-- Begin Records for the task --
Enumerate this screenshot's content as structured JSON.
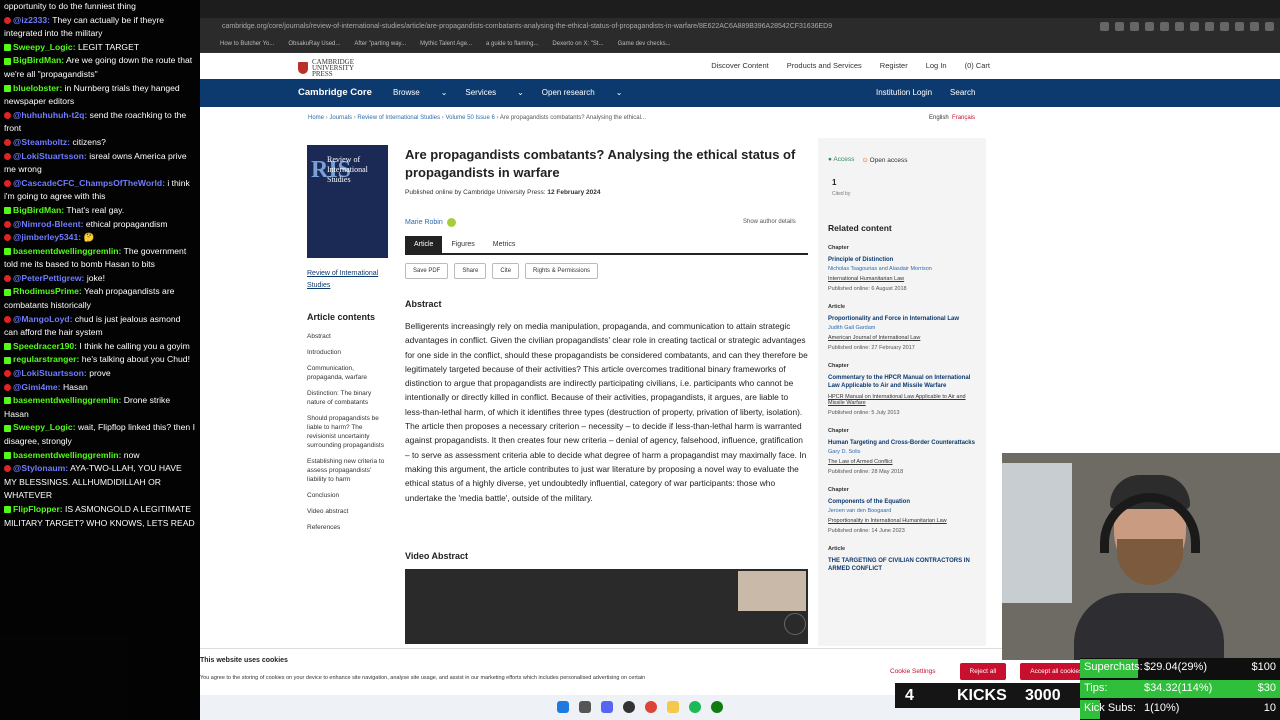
{
  "browser": {
    "url": "cambridge.org/core/journals/review-of-international-studies/article/are-propagandists-combatants-analysing-the-ethical-status-of-propagandists-in-warfare/8E622AC6A889B396A28542CF31636ED9",
    "bookmarks": [
      "How to Butcher Yo...",
      "ObsakuRay Used...",
      "After \"parting way...",
      "Mythic Talent Age...",
      "a guide to flaming...",
      "Dexerto on X: \"St...",
      "Game dev checks..."
    ]
  },
  "site": {
    "publisher": "CAMBRIDGE UNIVERSITY PRESS",
    "top_links": [
      "Discover Content",
      "Products and Services",
      "Register",
      "Log In",
      "(0) Cart"
    ],
    "logo": "Cambridge Core",
    "nav": [
      "Browse",
      "Services",
      "Open research"
    ],
    "nav_right": [
      "Institution Login",
      "Search"
    ],
    "breadcrumbs": [
      "Home",
      "Journals",
      "Review of International Studies",
      "Volume 50 Issue 6"
    ],
    "breadcrumb_current": "Are propagandists combatants? Analysing the ethical...",
    "lang_en": "English",
    "lang_fr": "Français"
  },
  "article": {
    "cover_title": "Review of International Studies",
    "cover_abbr": "RIS",
    "journal_link": "Review of International Studies",
    "contents_heading": "Article contents",
    "contents": [
      "Abstract",
      "Introduction",
      "Communication, propaganda, warfare",
      "Distinction: The binary nature of combatants",
      "Should propagandists be liable to harm? The revisionist uncertainty surrounding propagandists",
      "Establishing new criteria to assess propagandists' liability to harm",
      "Conclusion",
      "Video abstract",
      "References"
    ],
    "title": "Are propagandists combatants? Analysing the ethical status of propagandists in warfare",
    "published_prefix": "Published online by Cambridge University Press: ",
    "published_date": "12 February 2024",
    "author": "Marie Robin",
    "show_author": "Show author details",
    "tabs": [
      "Article",
      "Figures",
      "Metrics"
    ],
    "actions": [
      "Save PDF",
      "Share",
      "Cite",
      "Rights & Permissions"
    ],
    "abstract_heading": "Abstract",
    "abstract": "Belligerents increasingly rely on media manipulation, propaganda, and communication to attain strategic advantages in conflict. Given the civilian propagandists' clear role in creating tactical or strategic advantages for one side in the conflict, should these propagandists be considered combatants, and can they therefore be legitimately targeted because of their activities? This article overcomes traditional binary frameworks of distinction to argue that propagandists are indirectly participating civilians, i.e. participants who cannot be intentionally or directly killed in conflict. Because of their activities, propagandists, it argues, are liable to less-than-lethal harm, of which it identifies three types (destruction of property, privation of liberty, isolation). The article then proposes a necessary criterion – necessity – to decide if less-than-lethal harm is warranted against propagandists. It then creates four new criteria – denial of agency, falsehood, influence, gratification – to serve as assessment criteria able to decide what degree of harm a propagandist may maximally face. In making this argument, the article contributes to just war literature by proposing a novel way to evaluate the ethical status of a highly diverse, yet undoubtedly influential, category of war participants: those who undertake the 'media battle', outside of the military.",
    "video_heading": "Video Abstract"
  },
  "sidebar": {
    "access": "Access",
    "open_access": "Open access",
    "cited_count": "1",
    "cited_label": "Cited by",
    "related_heading": "Related content",
    "related": [
      {
        "type": "Chapter",
        "title": "Principle of Distinction",
        "authors": "Nicholas Tsagourias and Alasdair Morrison",
        "journal": "International Humanitarian Law",
        "date": "Published online: 6 August 2018"
      },
      {
        "type": "Article",
        "title": "Proportionality and Force in International Law",
        "authors": "Judith Gail Gardam",
        "journal": "American Journal of International Law",
        "date": "Published online: 27 February 2017"
      },
      {
        "type": "Chapter",
        "title": "Commentary to the HPCR Manual on International Law Applicable to Air and Missile Warfare",
        "authors": "",
        "journal": "HPCR Manual on International Law Applicable to Air and Missile Warfare",
        "date": "Published online: 5 July 2013"
      },
      {
        "type": "Chapter",
        "title": "Human Targeting and Cross-Border Counterattacks",
        "authors": "Gary D. Solis",
        "journal": "The Law of Armed Conflict",
        "date": "Published online: 28 May 2018"
      },
      {
        "type": "Chapter",
        "title": "Components of the Equation",
        "authors": "Jeroen van den Boogaard",
        "journal": "Proportionality in International Humanitarian Law",
        "date": "Published online: 14 June 2023"
      },
      {
        "type": "Article",
        "title": "THE TARGETING OF CIVILIAN CONTRACTORS IN ARMED CONFLICT",
        "authors": "",
        "journal": "",
        "date": ""
      }
    ]
  },
  "cookie": {
    "heading": "This website uses cookies",
    "text": "You agree to the storing of cookies on your device to enhance site navigation, analyse site usage, and assist in our marketing efforts which includes personalised advertising on certain",
    "settings": "Cookie Settings",
    "reject": "Reject all",
    "accept": "Accept all cookies"
  },
  "chat": [
    {
      "p": "yt",
      "u": "",
      "t": "opportunity to do the funniest thing"
    },
    {
      "p": "yt",
      "u": "@iz2333:",
      "t": "They can actually be if theyre integrated into the military"
    },
    {
      "p": "kick",
      "u": "Sweepy_Logic:",
      "t": "LEGIT TARGET"
    },
    {
      "p": "kick",
      "u": "BigBirdMan:",
      "t": "Are we going down the route that we're all \"propagandists\""
    },
    {
      "p": "kick",
      "u": "bluelobster:",
      "t": "in Nurnberg trials they hanged newspaper editors"
    },
    {
      "p": "yt",
      "u": "@huhuhuhuh-t2q:",
      "t": "send the roachking to the front"
    },
    {
      "p": "yt",
      "u": "@Steamboltz:",
      "t": "citizens?"
    },
    {
      "p": "yt",
      "u": "@LokiStuartsson:",
      "t": "isreal owns America prive me wrong"
    },
    {
      "p": "yt",
      "u": "@CascadeCFC_ChampsOfTheWorld:",
      "t": "i think i'm going to agree with this"
    },
    {
      "p": "kick",
      "u": "BigBirdMan:",
      "t": "That's real gay."
    },
    {
      "p": "yt",
      "u": "@Nimrod-Bleent:",
      "t": "ethical propagandism"
    },
    {
      "p": "yt",
      "u": "@jimberley5341:",
      "t": "🤔"
    },
    {
      "p": "kick",
      "u": "basementdwellinggremlin:",
      "t": "The government told me its based to bomb Hasan to bits"
    },
    {
      "p": "yt",
      "u": "@PeterPettigrew:",
      "t": "joke!"
    },
    {
      "p": "kick",
      "u": "RhodimusPrime:",
      "t": "Yeah propagandists are combatants historically"
    },
    {
      "p": "yt",
      "u": "@MangoLoyd:",
      "t": "chud is just jealous asmond can afford the hair system"
    },
    {
      "p": "kick",
      "u": "Speedracer190:",
      "t": "I think he calling you a goyim"
    },
    {
      "p": "kick",
      "u": "regularstranger:",
      "t": "he's talking about you Chud!"
    },
    {
      "p": "yt",
      "u": "@LokiStuartsson:",
      "t": "prove"
    },
    {
      "p": "yt",
      "u": "@Gimi4me:",
      "t": "Hasan"
    },
    {
      "p": "kick",
      "u": "basementdwellinggremlin:",
      "t": "Drone strike Hasan"
    },
    {
      "p": "kick",
      "u": "Sweepy_Logic:",
      "t": "wait, Flipflop linked this? then I disagree, strongly"
    },
    {
      "p": "kick",
      "u": "basementdwellinggremlin:",
      "t": "now"
    },
    {
      "p": "yt",
      "u": "@Stylonaum:",
      "t": "AYA-TWO-LLAH, YOU HAVE MY BLESSINGS. ALLHUMDIDILLAH OR WHATEVER"
    },
    {
      "p": "kick",
      "u": "FlipFlopper:",
      "t": "IS ASMONGOLD A LEGITIMATE MILITARY TARGET? WHO KNOWS, LETS READ"
    }
  ],
  "overlay": {
    "kicks_count": "4",
    "kicks_label": "KICKS",
    "kicks_goal": "3000",
    "stats": [
      {
        "label": "Superchats:",
        "value": "$29.04(29%)",
        "goal": "$100",
        "fill": 0.29
      },
      {
        "label": "Tips:",
        "value": "$34.32(114%)",
        "goal": "$30",
        "fill": 1.0
      },
      {
        "label": "Kick Subs:",
        "value": "1(10%)",
        "goal": "10",
        "fill": 0.1
      }
    ]
  },
  "colors": {
    "nav_blue": "#0d3a6e",
    "accent_red": "#c8102e",
    "kick_green": "#53fc18"
  }
}
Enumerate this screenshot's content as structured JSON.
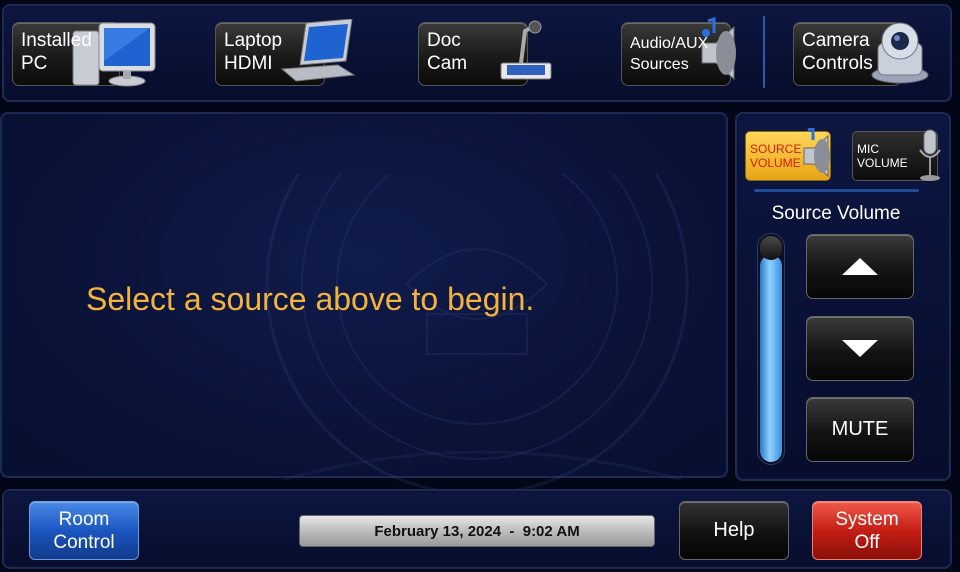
{
  "sources": [
    {
      "label": "Installed\nPC",
      "icon": "desktop-pc-icon"
    },
    {
      "label": "Laptop\nHDMI",
      "icon": "laptop-icon"
    },
    {
      "label": "Doc\nCam",
      "icon": "document-camera-icon"
    },
    {
      "label": "Audio/AUX\nSources",
      "icon": "speaker-icon"
    },
    {
      "label": "Camera\nControls",
      "icon": "ptz-camera-icon"
    }
  ],
  "main": {
    "prompt": "Select a source above to begin."
  },
  "volume": {
    "tab_source": "SOURCE\nVOLUME",
    "tab_mic": "MIC\nVOLUME",
    "title": "Source Volume",
    "level": 0.9,
    "mute_label": "MUTE"
  },
  "footer": {
    "room_control": "Room\nControl",
    "datetime": "February 13, 2024  -  9:02 AM",
    "help": "Help",
    "system_off": "System\nOff"
  },
  "colors": {
    "prompt": "#f4b43c",
    "active_tab": "#f0b428",
    "room_control": "#1a56c0",
    "system_off": "#c41e14"
  }
}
-- End Records for the task --
Display every line of the listing that contains the string "contents".

    "contents_heading": "Article contents",
    "contents": [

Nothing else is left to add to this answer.